[SOURCE RECORDS start]
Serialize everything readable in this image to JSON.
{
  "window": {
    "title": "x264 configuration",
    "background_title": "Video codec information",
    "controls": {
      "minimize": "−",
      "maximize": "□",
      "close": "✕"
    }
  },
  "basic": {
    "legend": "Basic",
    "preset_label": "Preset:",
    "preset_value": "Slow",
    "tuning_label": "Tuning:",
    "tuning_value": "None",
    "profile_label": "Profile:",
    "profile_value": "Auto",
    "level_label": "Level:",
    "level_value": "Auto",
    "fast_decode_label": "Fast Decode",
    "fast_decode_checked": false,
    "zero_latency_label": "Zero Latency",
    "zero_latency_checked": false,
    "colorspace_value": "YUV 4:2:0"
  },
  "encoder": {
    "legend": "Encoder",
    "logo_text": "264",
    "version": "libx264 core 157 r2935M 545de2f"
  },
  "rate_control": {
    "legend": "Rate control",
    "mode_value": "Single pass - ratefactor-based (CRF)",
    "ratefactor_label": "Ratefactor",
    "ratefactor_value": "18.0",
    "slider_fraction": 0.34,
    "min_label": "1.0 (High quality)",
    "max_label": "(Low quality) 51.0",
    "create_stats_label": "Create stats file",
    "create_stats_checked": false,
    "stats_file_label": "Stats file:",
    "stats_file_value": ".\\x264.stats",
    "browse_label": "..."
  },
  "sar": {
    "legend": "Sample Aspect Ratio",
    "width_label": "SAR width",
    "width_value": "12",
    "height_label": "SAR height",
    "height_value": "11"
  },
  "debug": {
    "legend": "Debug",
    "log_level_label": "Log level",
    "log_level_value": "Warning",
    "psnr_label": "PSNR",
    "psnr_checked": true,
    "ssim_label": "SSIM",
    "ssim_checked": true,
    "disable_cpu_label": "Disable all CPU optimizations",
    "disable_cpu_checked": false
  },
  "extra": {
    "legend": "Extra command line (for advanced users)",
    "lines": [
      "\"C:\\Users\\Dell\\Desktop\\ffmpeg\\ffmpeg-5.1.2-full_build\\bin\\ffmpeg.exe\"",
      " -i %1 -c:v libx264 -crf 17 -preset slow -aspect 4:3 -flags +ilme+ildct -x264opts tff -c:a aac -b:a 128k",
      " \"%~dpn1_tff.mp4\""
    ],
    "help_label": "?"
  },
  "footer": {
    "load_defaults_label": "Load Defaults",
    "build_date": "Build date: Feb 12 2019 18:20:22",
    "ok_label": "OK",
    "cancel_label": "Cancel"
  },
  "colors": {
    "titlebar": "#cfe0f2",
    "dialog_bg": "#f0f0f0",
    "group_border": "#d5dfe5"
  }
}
[SOURCE RECORDS end]
[SOURCE RECORDS start]
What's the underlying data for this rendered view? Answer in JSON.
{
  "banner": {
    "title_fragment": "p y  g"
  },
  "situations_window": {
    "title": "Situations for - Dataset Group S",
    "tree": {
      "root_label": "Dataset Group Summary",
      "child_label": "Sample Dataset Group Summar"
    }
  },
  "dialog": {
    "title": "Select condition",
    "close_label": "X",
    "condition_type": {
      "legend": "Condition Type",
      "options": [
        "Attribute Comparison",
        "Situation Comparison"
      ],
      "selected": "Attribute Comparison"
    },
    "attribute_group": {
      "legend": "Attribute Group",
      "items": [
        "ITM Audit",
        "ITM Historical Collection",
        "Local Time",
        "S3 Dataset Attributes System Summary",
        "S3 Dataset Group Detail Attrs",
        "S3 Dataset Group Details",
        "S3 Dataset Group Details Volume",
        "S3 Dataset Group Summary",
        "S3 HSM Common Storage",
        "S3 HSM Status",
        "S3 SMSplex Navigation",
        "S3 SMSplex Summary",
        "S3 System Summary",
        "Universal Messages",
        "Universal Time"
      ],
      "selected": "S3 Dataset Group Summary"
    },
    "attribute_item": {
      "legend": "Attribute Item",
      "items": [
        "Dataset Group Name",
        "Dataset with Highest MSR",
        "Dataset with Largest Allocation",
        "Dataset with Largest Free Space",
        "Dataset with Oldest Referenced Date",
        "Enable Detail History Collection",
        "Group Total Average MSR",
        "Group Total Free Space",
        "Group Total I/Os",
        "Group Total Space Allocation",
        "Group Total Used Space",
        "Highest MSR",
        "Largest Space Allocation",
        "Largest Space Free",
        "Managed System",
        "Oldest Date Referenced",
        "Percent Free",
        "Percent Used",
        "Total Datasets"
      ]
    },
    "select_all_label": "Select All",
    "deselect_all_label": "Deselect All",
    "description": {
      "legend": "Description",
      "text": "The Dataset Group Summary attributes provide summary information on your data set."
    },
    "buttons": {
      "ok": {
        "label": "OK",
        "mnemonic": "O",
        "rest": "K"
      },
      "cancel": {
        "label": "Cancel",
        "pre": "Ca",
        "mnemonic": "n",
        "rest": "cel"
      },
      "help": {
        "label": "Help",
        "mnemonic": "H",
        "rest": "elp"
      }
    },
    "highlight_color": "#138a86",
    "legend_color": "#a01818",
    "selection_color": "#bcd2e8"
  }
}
[SOURCE RECORDS end]
== DIRECTIVE ==
Copy each line above that contains the string "quality".

== ANSWER IN FULL ==
    "min_label": "1.0 (High quality)",
    "max_label": "(Low quality) 51.0",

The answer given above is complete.